— start DATASET RECORDS —

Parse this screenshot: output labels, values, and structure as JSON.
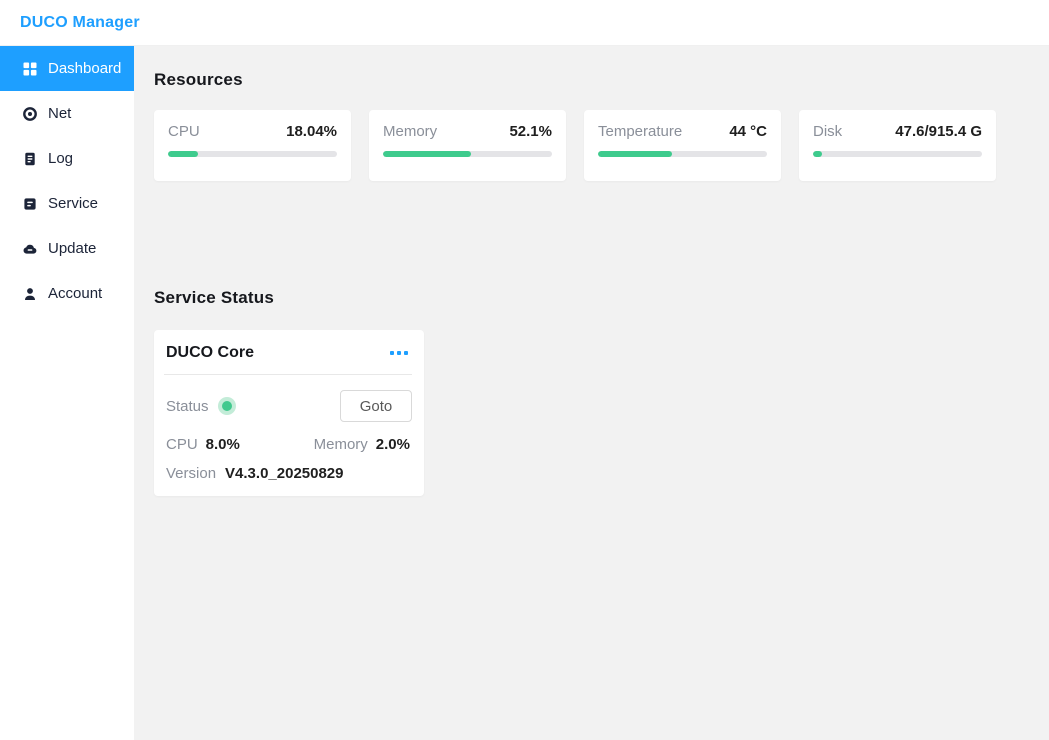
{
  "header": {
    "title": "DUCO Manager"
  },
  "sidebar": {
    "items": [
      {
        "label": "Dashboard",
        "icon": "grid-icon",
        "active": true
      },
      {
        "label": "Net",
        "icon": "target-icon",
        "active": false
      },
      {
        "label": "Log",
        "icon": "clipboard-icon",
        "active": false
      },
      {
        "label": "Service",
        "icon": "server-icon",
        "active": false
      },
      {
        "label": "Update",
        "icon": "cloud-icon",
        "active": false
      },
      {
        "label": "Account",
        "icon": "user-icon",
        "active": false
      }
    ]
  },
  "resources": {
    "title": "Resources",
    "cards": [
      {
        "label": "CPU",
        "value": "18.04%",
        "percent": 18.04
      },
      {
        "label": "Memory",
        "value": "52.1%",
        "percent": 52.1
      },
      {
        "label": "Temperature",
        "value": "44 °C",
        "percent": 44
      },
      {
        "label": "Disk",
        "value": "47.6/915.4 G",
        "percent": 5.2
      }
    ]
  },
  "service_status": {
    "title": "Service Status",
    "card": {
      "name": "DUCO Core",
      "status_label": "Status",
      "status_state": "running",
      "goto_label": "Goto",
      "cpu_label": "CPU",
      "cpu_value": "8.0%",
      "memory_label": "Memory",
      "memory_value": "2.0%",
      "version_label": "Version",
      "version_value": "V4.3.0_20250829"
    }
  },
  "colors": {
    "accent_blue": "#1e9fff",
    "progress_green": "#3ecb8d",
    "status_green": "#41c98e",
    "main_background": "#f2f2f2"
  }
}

— end DATASET RECORDS —
— start DATASET RECORDS —

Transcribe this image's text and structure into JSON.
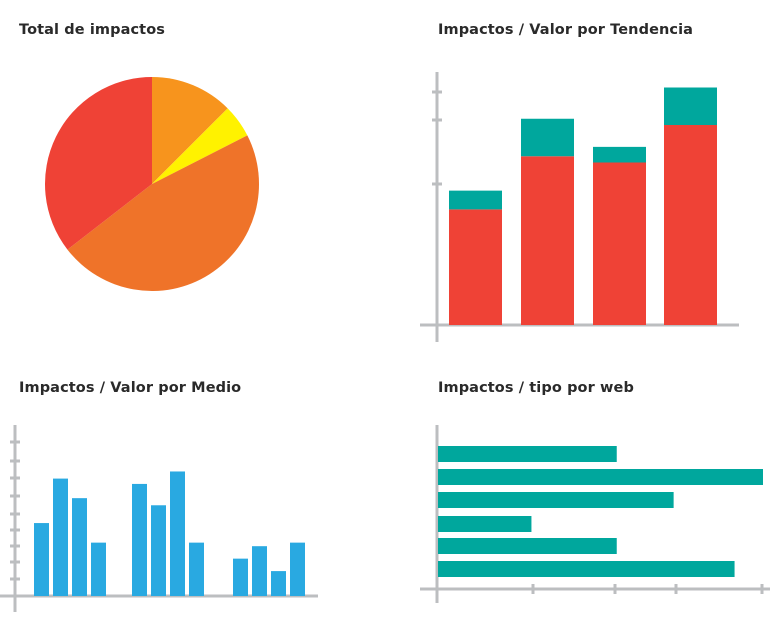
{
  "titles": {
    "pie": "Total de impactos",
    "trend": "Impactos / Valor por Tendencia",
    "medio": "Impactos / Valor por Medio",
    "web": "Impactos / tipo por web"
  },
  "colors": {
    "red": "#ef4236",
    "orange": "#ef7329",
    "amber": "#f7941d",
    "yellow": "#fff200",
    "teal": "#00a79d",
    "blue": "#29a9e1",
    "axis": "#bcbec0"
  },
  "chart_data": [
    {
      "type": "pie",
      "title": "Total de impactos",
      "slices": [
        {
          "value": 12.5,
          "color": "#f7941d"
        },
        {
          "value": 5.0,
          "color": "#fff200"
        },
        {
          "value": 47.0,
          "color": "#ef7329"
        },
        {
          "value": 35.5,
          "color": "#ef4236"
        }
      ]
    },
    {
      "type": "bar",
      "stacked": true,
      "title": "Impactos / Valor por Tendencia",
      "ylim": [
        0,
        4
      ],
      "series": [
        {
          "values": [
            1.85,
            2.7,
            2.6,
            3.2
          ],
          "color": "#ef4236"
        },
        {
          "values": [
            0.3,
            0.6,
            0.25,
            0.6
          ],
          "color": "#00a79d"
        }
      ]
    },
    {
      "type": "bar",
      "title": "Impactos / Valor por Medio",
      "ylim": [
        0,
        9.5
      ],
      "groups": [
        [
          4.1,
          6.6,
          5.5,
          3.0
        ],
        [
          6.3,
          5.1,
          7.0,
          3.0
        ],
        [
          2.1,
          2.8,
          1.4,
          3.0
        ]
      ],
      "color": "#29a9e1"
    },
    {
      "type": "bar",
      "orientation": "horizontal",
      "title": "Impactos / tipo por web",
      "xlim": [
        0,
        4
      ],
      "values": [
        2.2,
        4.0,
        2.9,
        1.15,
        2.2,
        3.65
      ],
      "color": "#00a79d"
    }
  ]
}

— end DATASET RECORDS —
— start DATASET RECORDS —

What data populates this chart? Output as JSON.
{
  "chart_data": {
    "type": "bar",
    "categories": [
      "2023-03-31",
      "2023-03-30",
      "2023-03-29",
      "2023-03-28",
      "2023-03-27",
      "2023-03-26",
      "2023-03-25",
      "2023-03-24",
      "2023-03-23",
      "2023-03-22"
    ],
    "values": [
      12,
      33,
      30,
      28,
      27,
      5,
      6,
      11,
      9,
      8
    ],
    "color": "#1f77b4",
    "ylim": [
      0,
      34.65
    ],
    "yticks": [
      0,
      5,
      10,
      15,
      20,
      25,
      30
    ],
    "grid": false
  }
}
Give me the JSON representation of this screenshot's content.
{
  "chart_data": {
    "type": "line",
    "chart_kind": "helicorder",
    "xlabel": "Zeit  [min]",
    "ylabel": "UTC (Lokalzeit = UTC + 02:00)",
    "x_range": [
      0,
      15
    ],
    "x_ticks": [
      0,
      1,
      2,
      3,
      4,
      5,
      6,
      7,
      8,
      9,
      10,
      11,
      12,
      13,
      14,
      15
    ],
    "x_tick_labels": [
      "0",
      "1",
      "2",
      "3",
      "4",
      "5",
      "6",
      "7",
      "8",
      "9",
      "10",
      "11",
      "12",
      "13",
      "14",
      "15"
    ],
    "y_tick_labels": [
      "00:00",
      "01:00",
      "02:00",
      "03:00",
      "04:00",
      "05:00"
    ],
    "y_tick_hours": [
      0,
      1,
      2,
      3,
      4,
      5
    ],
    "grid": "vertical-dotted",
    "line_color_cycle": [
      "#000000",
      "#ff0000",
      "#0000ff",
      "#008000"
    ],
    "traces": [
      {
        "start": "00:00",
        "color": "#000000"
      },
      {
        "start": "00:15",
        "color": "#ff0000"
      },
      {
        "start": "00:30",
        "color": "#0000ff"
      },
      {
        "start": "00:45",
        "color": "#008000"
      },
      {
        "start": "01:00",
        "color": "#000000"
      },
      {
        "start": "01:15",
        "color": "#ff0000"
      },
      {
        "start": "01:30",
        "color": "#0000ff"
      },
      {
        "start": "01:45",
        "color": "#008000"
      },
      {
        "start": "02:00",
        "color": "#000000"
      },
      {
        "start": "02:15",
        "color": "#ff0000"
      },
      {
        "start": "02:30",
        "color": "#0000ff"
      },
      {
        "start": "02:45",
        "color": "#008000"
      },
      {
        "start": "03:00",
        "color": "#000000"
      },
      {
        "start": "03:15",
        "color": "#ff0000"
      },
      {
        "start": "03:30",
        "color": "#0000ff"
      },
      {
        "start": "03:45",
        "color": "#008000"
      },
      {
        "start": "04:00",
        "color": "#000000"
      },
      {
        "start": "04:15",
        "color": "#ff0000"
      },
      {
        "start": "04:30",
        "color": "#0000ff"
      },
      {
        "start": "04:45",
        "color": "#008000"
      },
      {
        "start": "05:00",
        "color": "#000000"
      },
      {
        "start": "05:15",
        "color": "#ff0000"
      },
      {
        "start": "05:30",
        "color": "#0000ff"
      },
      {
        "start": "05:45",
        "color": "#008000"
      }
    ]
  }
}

— end DATASET RECORDS —

WHAT IS EXPECTED: Identify the lines that contain the string "JSON", and copy every one of them.

FULL OUTPUT:
Parse this screenshot: output labels, values, and structure as JSON.
Transcribe this image's text and structure into JSON.
What data populates this chart? Output as JSON.
Give me the JSON representation of this screenshot's content.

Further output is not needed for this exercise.